▶ **WHAT IS NEEDED**:
Reproduce the records that follow in full, excluding any picture they contain.

▶ **RECORD SET**:
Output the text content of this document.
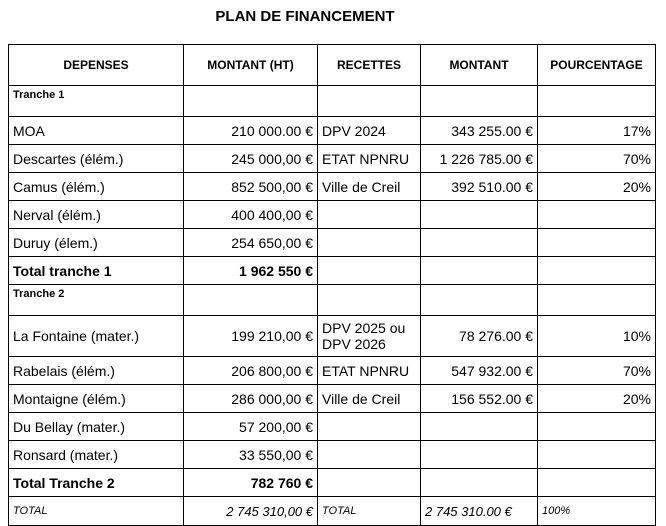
PLAN DE FINANCEMENT
DEPENSES	MONTANT (HT)	RECETTES	MONTANT	POURCENTAGE
Tranche 1				
MOA	210 000.00 €	DPV 2024	343 255.00 €	17%
Descartes (élém.)	245 000,00 €	ETAT NPNRU	1 226 785.00 €	70%
Camus (élém.)	852 500,00 €	Ville de Creil	392 510.00 €	20%
Nerval (élém.)	400 400,00 €			
Duruy (élem.)	254 650,00 €			
Total tranche 1	1 962 550 €			
Tranche 2				
La Fontaine (mater.)	199 210,00 €	DPV 2025 ou DPV 2026	78 276.00 €	10%
Rabelais (élém.)	206 800,00 €	ETAT NPNRU	547 932.00 €	70%
Montaigne (élém.)	286 000,00 €	Ville de Creil	156 552.00 €	20%
Du Bellay (mater.)	57 200,00 €			
Ronsard (mater.)	33 550,00 €			
Total Tranche 2	782 760 €			
TOTAL	2 745 310,00 €	TOTAL	2 745 310.00 €	100%
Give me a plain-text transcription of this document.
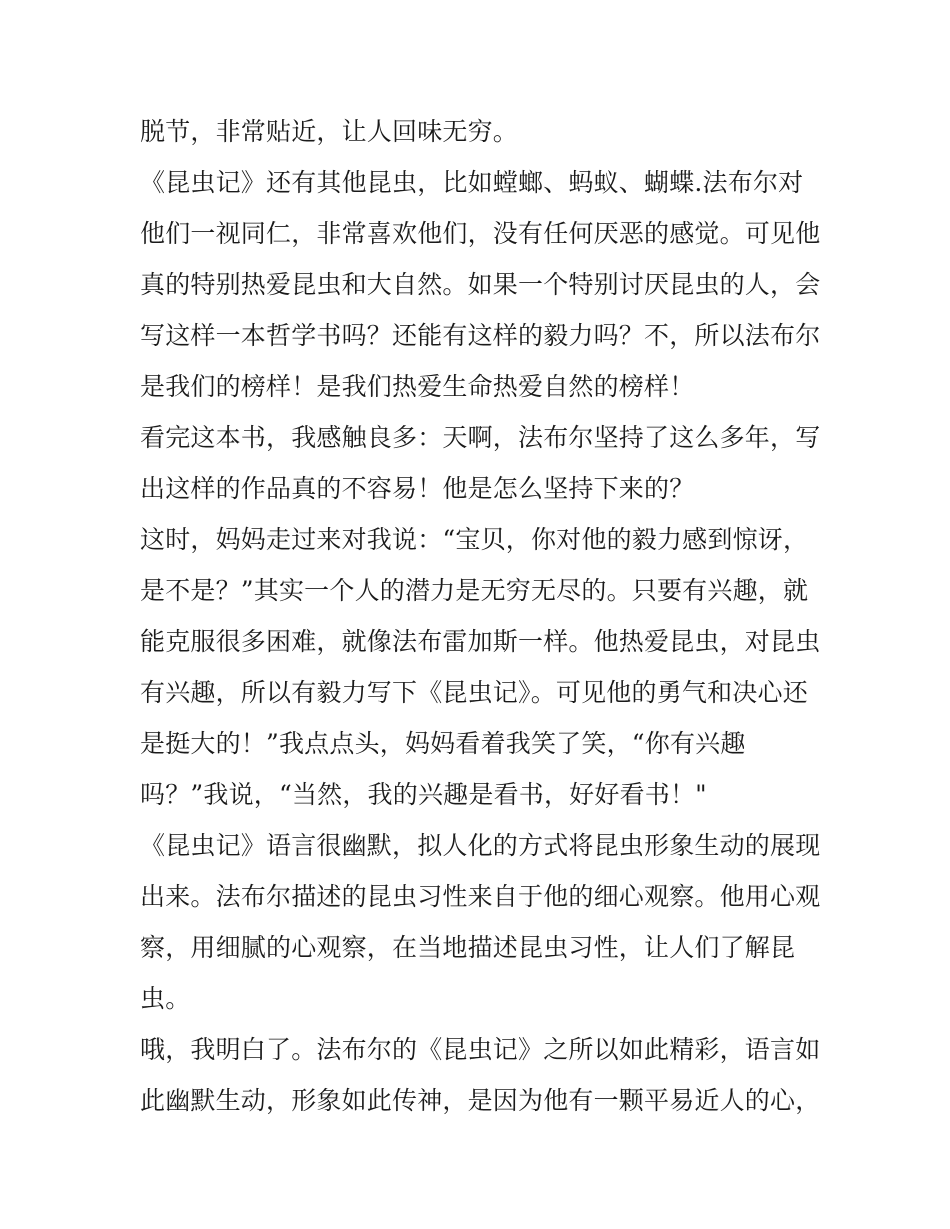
脱节，非常贴近，让人回味无穷。
《昆虫记》还有其他昆虫，比如螳螂、蚂蚁、蝴蝶.法布尔对
他们一视同仁，非常喜欢他们，没有任何厌恶的感觉。可见他
真的特别热爱昆虫和大自然。如果一个特别讨厌昆虫的人，会
写这样一本哲学书吗？还能有这样的毅力吗？不，所以法布尔
是我们的榜样！是我们热爱生命热爱自然的榜样！
看完这本书，我感触良多：天啊，法布尔坚持了这么多年，写
出这样的作品真的不容易！他是怎么坚持下来的？
这时，妈妈走过来对我说：“宝贝，你对他的毅力感到惊讶，
是不是？”其实一个人的潜力是无穷无尽的。只要有兴趣，就
能克服很多困难，就像法布雷加斯一样。他热爱昆虫，对昆虫
有兴趣，所以有毅力写下《昆虫记》。可见他的勇气和决心还
是挺大的！”我点点头，妈妈看着我笑了笑，“你有兴趣
吗？”我说，“当然，我的兴趣是看书，好好看书！"
《昆虫记》语言很幽默，拟人化的方式将昆虫形象生动的展现
出来。法布尔描述的昆虫习性来自于他的细心观察。他用心观
察，用细腻的心观察，在当地描述昆虫习性，让人们了解昆
虫。
哦，我明白了。法布尔的《昆虫记》之所以如此精彩，语言如
此幽默生动，形象如此传神，是因为他有一颗平易近人的心，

▶ **TASK RESPONSE**:
Output the text content of this document.
PLAN DE FINANCEMENT
DEPENSES	MONTANT (HT)	RECETTES	MONTANT	POURCENTAGE
Tranche 1				
MOA	210 000.00 €	DPV 2024	343 255.00 €	17%
Descartes (élém.)	245 000,00 €	ETAT NPNRU	1 226 785.00 €	70%
Camus (élém.)	852 500,00 €	Ville de Creil	392 510.00 €	20%
Nerval (élém.)	400 400,00 €			
Duruy (élem.)	254 650,00 €			
Total tranche 1	1 962 550 €			
Tranche 2				
La Fontaine (mater.)	199 210,00 €	DPV 2025 ou DPV 2026	78 276.00 €	10%
Rabelais (élém.)	206 800,00 €	ETAT NPNRU	547 932.00 €	70%
Montaigne (élém.)	286 000,00 €	Ville de Creil	156 552.00 €	20%
Du Bellay (mater.)	57 200,00 €			
Ronsard (mater.)	33 550,00 €			
Total Tranche 2	782 760 €			
TOTAL	2 745 310,00 €	TOTAL	2 745 310.00 €	100%
Give me a plain-text transcription of this document.
脱节，非常贴近，让人回味无穷。
《昆虫记》还有其他昆虫，比如螳螂、蚂蚁、蝴蝶.法布尔对
他们一视同仁，非常喜欢他们，没有任何厌恶的感觉。可见他
真的特别热爱昆虫和大自然。如果一个特别讨厌昆虫的人，会
写这样一本哲学书吗？还能有这样的毅力吗？不，所以法布尔
是我们的榜样！是我们热爱生命热爱自然的榜样！
看完这本书，我感触良多：天啊，法布尔坚持了这么多年，写
出这样的作品真的不容易！他是怎么坚持下来的？
这时，妈妈走过来对我说：“宝贝，你对他的毅力感到惊讶，
是不是？”其实一个人的潜力是无穷无尽的。只要有兴趣，就
能克服很多困难，就像法布雷加斯一样。他热爱昆虫，对昆虫
有兴趣，所以有毅力写下《昆虫记》。可见他的勇气和决心还
是挺大的！”我点点头，妈妈看着我笑了笑，“你有兴趣
吗？”我说，“当然，我的兴趣是看书，好好看书！"
《昆虫记》语言很幽默，拟人化的方式将昆虫形象生动的展现
出来。法布尔描述的昆虫习性来自于他的细心观察。他用心观
察，用细腻的心观察，在当地描述昆虫习性，让人们了解昆
虫。
哦，我明白了。法布尔的《昆虫记》之所以如此精彩，语言如
此幽默生动，形象如此传神，是因为他有一颗平易近人的心，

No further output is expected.